> Set problem
Check each line of the material below, and copy it if it holds the string "العجاج".

(Saved entries)

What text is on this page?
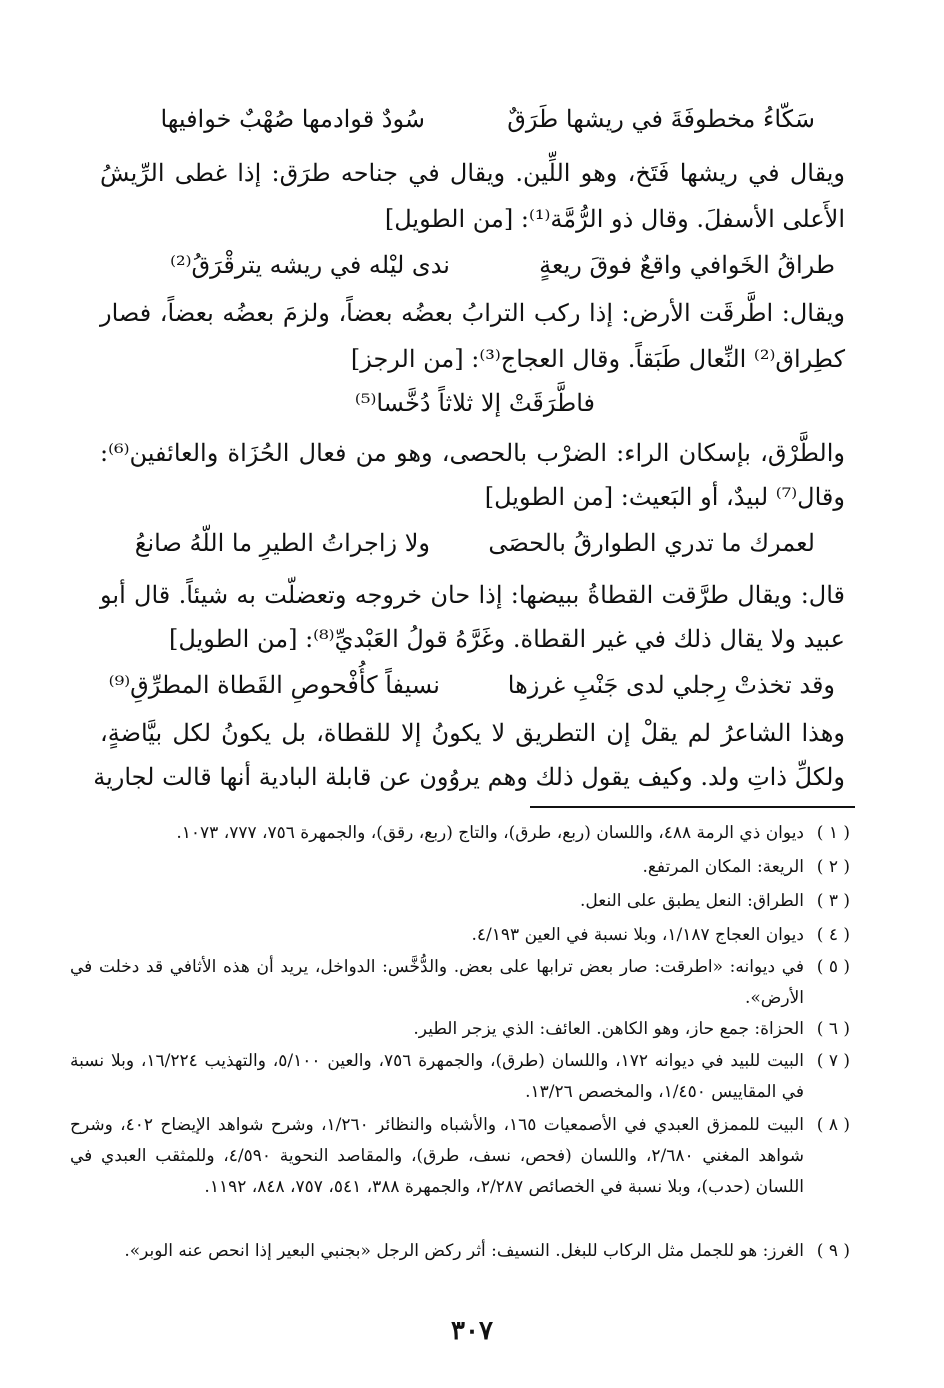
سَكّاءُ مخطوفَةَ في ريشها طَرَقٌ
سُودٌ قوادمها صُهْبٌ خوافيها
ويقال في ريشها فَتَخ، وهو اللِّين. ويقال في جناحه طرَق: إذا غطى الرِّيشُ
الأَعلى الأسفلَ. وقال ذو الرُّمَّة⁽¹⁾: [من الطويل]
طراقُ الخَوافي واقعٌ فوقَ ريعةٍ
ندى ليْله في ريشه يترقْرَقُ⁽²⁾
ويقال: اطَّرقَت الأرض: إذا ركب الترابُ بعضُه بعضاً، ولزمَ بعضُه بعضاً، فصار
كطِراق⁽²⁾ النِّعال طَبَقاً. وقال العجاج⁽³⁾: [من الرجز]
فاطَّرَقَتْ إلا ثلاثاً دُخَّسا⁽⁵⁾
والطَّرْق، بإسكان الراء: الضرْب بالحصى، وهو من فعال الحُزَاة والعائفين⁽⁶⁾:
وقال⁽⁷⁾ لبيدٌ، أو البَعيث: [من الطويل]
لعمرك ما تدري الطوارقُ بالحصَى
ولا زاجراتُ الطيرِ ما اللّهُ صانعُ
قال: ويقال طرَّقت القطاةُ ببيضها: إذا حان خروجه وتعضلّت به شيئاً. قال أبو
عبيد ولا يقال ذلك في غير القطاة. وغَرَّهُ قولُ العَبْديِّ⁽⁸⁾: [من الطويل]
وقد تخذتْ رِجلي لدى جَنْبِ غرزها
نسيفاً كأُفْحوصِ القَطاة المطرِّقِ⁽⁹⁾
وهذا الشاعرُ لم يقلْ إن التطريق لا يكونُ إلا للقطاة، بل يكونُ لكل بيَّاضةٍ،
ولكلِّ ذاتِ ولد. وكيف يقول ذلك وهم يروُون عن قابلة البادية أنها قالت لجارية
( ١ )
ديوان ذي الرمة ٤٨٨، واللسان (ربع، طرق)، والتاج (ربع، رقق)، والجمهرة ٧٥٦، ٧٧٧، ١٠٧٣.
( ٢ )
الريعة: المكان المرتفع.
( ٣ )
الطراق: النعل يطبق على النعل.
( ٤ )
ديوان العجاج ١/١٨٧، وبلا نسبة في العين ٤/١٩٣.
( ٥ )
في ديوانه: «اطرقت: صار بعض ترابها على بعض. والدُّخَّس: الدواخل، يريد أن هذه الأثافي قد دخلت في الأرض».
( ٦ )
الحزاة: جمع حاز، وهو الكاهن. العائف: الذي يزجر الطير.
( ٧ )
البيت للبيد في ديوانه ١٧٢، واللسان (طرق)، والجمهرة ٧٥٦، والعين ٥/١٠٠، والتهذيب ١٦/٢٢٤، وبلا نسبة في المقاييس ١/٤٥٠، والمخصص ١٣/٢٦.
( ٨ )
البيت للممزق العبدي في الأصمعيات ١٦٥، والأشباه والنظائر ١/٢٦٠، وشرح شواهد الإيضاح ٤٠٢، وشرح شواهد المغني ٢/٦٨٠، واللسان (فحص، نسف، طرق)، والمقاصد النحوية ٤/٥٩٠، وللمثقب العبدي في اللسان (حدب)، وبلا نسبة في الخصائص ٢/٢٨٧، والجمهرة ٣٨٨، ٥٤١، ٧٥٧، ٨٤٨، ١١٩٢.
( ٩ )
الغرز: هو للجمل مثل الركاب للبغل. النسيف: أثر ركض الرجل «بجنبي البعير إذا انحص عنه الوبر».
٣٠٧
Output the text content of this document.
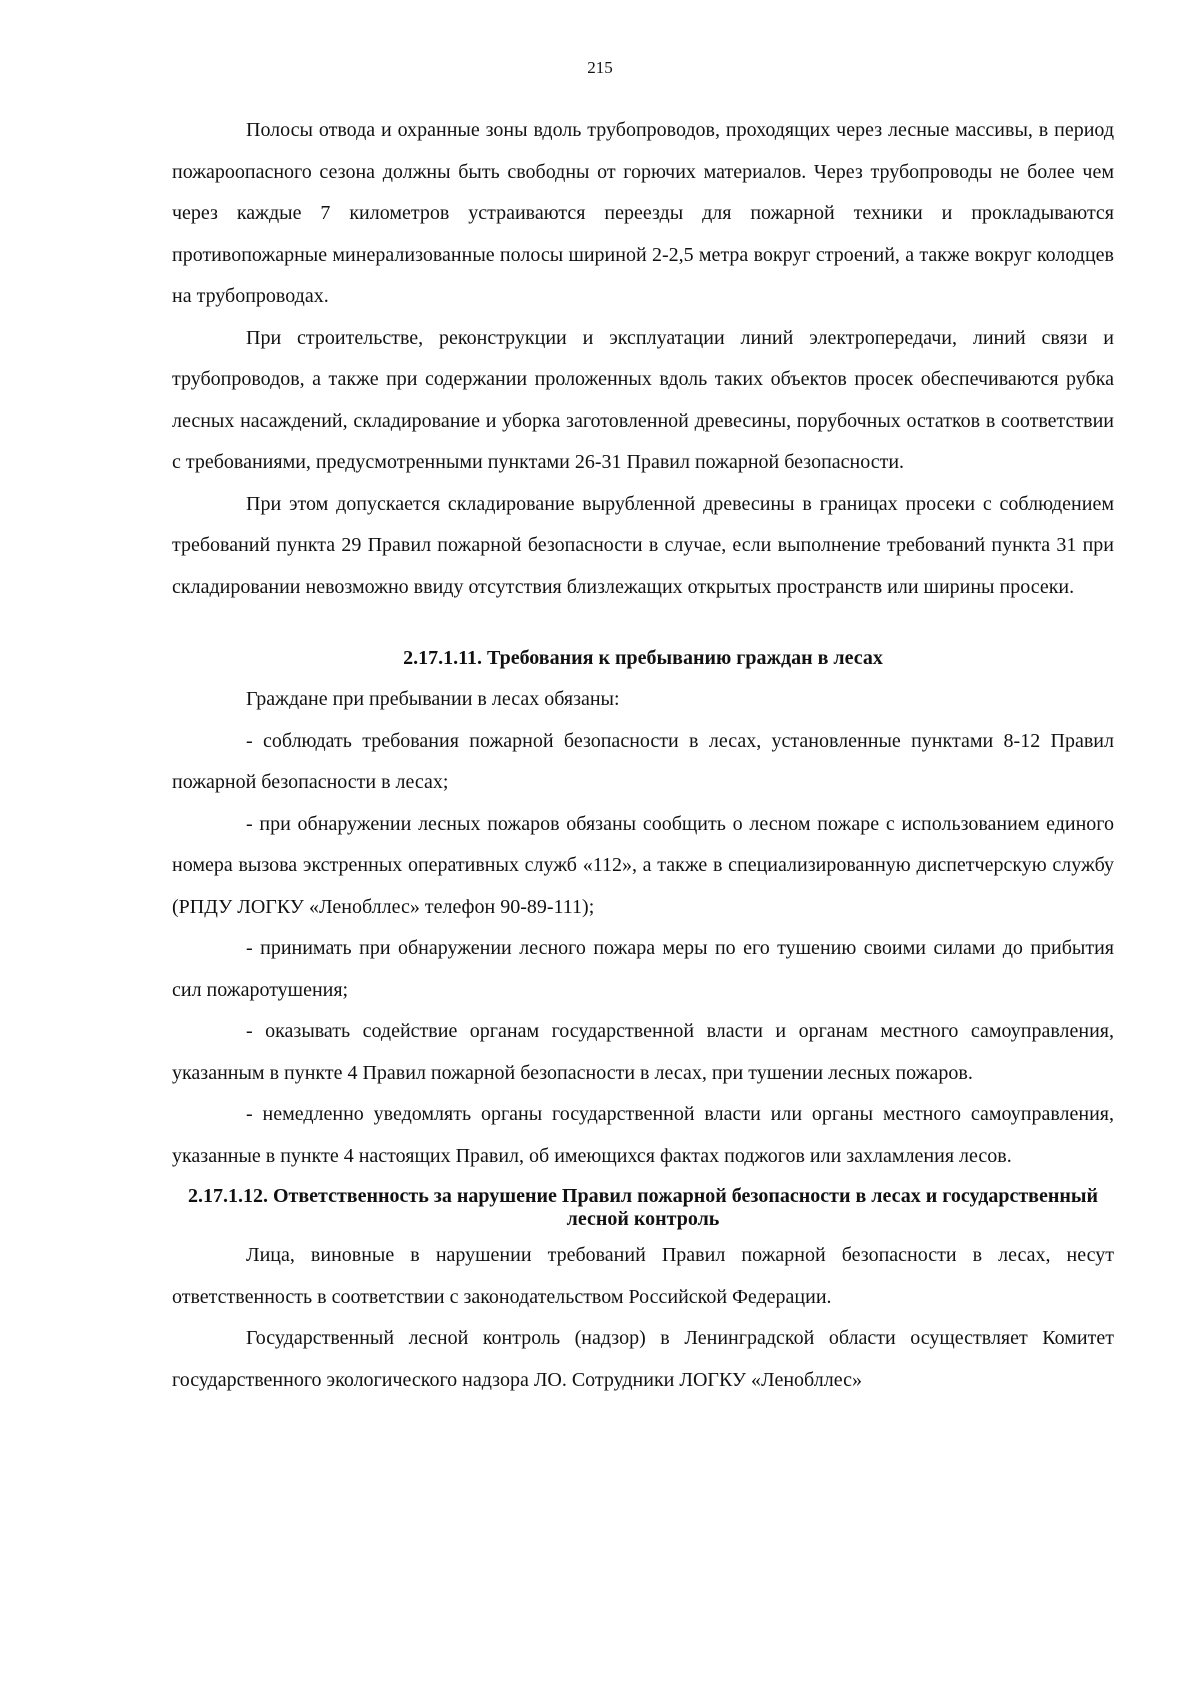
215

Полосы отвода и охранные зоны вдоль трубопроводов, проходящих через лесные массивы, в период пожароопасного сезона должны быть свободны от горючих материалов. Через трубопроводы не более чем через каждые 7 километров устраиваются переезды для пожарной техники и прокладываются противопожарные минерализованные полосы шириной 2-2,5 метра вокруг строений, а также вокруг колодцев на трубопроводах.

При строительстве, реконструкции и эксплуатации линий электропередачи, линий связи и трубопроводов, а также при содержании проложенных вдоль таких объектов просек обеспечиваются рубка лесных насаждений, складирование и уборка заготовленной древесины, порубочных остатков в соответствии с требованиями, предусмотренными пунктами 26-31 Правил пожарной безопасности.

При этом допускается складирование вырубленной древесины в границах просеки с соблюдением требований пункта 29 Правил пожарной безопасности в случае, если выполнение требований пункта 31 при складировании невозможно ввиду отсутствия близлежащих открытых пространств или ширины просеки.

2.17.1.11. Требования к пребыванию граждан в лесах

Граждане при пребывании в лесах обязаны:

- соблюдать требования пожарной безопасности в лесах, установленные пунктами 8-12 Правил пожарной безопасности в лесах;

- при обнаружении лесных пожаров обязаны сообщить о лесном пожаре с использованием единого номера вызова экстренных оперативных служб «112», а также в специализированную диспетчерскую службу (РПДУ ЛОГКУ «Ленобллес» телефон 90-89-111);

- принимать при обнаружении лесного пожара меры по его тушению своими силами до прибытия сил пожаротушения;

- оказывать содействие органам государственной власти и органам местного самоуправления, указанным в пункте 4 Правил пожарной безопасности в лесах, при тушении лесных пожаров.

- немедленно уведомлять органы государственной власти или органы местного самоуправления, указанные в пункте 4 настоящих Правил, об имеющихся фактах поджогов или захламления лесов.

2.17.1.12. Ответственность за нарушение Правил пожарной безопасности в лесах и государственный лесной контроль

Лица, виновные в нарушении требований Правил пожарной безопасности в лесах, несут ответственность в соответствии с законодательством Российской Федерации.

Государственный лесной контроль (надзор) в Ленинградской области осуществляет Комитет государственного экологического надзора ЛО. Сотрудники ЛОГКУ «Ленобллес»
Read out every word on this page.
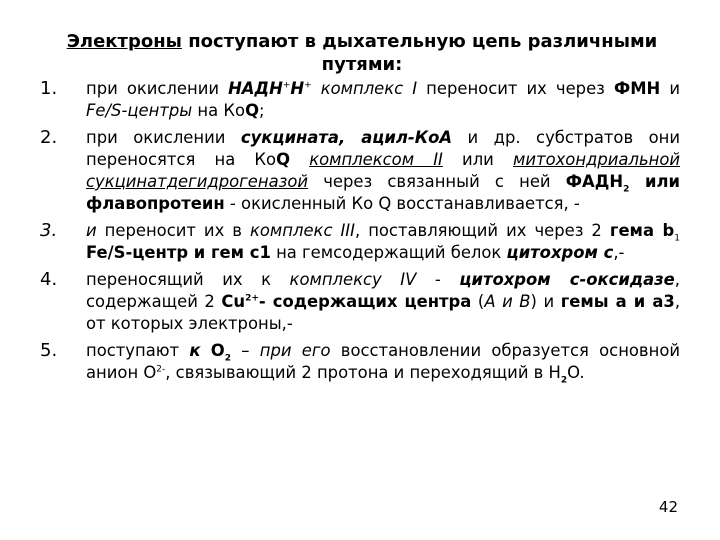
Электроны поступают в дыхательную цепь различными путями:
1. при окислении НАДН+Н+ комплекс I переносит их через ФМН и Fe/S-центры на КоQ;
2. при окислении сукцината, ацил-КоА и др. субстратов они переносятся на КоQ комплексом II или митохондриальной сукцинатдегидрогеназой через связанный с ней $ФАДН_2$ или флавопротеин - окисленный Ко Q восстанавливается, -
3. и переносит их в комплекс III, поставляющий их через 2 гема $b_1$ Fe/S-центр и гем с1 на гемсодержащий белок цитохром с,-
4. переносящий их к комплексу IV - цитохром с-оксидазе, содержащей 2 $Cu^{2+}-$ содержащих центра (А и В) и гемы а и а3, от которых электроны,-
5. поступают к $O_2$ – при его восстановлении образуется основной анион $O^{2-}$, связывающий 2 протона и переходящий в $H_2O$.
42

> Exercise response
كطِراق⁽²⁾ النِّعال طَبَقاً. وقال العجاج⁽³⁾: [من الرجز]
ديوان العجاج ١/١٨٧، وبلا نسبة في العين ٤/١٩٣.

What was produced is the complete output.